_Task_. Determine how many lines of the entries contain "英语教师". Reply with that number alone.

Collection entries
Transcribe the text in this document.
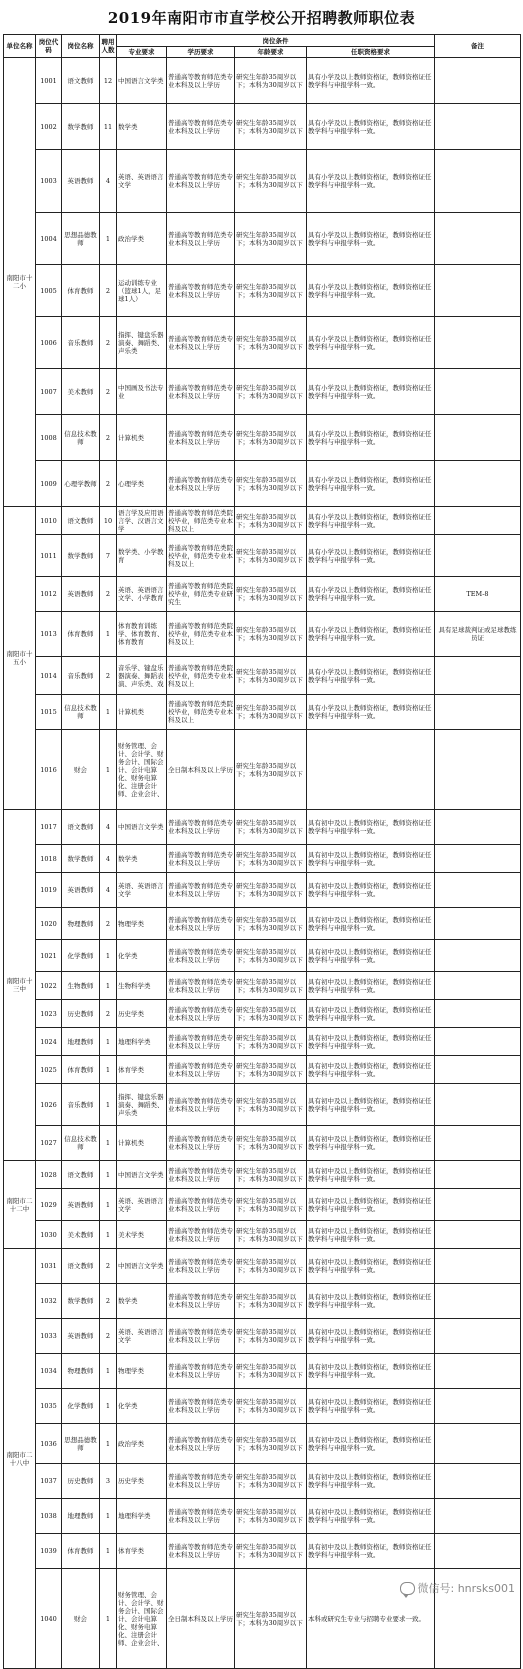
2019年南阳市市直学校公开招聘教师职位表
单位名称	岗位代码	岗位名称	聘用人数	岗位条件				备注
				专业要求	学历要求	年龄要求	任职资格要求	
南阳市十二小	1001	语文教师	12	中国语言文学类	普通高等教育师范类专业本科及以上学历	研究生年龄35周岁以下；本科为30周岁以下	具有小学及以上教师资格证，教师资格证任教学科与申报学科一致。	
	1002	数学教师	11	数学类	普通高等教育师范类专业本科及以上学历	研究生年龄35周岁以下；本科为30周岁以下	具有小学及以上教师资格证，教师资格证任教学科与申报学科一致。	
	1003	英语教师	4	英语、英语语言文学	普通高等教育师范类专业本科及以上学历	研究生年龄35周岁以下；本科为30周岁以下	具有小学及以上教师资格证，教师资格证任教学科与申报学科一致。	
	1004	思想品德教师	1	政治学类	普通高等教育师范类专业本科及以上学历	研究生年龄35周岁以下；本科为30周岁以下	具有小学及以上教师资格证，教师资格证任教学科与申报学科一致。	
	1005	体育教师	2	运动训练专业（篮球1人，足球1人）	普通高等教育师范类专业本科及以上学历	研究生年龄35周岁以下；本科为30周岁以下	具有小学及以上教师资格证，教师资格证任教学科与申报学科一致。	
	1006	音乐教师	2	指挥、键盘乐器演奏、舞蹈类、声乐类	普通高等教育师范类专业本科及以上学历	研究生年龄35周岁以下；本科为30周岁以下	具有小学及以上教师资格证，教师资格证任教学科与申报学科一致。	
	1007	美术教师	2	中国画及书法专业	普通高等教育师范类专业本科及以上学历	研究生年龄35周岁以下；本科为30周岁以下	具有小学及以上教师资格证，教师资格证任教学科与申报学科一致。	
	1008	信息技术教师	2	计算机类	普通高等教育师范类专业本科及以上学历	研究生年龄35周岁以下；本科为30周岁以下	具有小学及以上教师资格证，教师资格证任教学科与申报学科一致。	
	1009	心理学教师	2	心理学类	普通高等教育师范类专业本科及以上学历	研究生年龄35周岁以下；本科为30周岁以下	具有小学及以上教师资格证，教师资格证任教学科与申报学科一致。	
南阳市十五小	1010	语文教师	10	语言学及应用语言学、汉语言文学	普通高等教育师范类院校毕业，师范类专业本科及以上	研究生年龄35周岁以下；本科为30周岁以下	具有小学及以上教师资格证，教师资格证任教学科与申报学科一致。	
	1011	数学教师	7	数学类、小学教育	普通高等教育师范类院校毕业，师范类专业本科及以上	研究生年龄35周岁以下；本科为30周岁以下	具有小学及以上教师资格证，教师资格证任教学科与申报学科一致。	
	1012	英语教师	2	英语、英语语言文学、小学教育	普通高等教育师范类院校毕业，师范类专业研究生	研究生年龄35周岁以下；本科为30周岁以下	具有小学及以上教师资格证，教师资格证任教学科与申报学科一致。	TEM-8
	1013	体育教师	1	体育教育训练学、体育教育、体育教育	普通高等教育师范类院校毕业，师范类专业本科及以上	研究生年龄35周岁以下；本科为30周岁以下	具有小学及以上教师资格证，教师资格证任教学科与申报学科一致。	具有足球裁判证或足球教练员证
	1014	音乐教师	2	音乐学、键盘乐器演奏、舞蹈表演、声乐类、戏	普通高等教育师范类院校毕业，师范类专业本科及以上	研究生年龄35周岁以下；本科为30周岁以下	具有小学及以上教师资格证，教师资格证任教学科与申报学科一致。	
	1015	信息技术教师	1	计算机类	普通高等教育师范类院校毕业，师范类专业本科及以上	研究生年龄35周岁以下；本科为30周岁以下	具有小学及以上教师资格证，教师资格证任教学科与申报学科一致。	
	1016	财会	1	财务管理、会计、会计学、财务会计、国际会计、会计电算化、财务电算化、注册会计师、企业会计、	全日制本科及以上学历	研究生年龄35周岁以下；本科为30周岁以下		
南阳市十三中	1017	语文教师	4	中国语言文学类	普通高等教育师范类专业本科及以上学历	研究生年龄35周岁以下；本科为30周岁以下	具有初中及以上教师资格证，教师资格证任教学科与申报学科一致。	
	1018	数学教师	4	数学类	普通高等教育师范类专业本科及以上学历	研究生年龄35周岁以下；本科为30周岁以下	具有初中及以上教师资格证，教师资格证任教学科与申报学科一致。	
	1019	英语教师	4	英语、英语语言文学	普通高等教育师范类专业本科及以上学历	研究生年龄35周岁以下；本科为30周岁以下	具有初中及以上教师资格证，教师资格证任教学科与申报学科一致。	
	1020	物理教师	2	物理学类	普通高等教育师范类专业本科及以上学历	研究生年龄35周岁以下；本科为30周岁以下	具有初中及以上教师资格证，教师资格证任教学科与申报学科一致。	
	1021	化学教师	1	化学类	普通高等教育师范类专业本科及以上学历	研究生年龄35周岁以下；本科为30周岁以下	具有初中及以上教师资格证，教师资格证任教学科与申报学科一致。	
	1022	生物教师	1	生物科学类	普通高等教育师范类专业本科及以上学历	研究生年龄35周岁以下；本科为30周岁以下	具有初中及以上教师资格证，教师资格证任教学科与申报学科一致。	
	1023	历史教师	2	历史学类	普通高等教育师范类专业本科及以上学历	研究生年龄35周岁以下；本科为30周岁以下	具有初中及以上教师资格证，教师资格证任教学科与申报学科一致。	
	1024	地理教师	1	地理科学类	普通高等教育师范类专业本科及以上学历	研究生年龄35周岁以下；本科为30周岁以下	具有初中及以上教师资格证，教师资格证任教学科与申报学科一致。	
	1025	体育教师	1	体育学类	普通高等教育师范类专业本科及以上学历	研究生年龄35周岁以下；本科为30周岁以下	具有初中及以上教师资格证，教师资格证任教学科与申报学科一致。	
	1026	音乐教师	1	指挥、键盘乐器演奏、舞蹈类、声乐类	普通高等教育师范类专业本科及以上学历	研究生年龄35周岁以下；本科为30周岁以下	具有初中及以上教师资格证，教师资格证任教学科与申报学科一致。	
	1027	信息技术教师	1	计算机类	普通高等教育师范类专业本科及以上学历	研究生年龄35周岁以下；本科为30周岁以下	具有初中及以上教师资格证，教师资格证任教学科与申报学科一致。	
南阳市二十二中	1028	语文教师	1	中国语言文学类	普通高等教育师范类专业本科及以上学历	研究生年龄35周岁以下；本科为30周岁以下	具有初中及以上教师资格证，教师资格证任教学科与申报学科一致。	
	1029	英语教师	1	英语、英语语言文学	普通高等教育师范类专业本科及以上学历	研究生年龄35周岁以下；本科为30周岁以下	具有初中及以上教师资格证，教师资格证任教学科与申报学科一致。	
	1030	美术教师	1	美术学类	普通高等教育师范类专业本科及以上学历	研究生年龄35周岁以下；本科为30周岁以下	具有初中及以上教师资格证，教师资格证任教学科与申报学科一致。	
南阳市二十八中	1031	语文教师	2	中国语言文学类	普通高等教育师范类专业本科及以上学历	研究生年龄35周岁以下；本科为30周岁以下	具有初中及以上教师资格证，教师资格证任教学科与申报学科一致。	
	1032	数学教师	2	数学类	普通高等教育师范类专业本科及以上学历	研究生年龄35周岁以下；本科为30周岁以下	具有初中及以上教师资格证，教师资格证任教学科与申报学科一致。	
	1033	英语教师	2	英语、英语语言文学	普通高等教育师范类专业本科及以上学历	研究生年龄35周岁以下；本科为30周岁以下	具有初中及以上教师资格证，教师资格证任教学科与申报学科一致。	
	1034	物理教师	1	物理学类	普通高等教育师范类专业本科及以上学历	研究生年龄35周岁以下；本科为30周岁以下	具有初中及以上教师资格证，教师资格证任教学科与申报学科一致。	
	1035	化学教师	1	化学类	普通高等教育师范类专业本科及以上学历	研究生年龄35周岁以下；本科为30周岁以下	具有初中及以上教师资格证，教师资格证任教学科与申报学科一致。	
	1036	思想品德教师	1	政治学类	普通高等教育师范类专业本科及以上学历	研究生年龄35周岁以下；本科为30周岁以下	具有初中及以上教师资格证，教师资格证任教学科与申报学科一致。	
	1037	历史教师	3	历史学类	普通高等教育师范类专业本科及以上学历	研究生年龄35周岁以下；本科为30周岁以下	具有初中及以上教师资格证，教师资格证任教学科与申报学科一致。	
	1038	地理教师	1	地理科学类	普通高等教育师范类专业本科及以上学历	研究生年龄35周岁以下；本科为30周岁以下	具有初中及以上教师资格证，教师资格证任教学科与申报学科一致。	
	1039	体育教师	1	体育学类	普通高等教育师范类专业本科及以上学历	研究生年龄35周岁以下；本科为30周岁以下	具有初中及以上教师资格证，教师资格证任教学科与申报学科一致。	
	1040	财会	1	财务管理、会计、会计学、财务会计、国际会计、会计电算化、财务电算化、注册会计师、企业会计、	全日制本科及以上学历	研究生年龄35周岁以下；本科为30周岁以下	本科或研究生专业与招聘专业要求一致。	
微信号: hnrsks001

_Answer to the exercise_. 5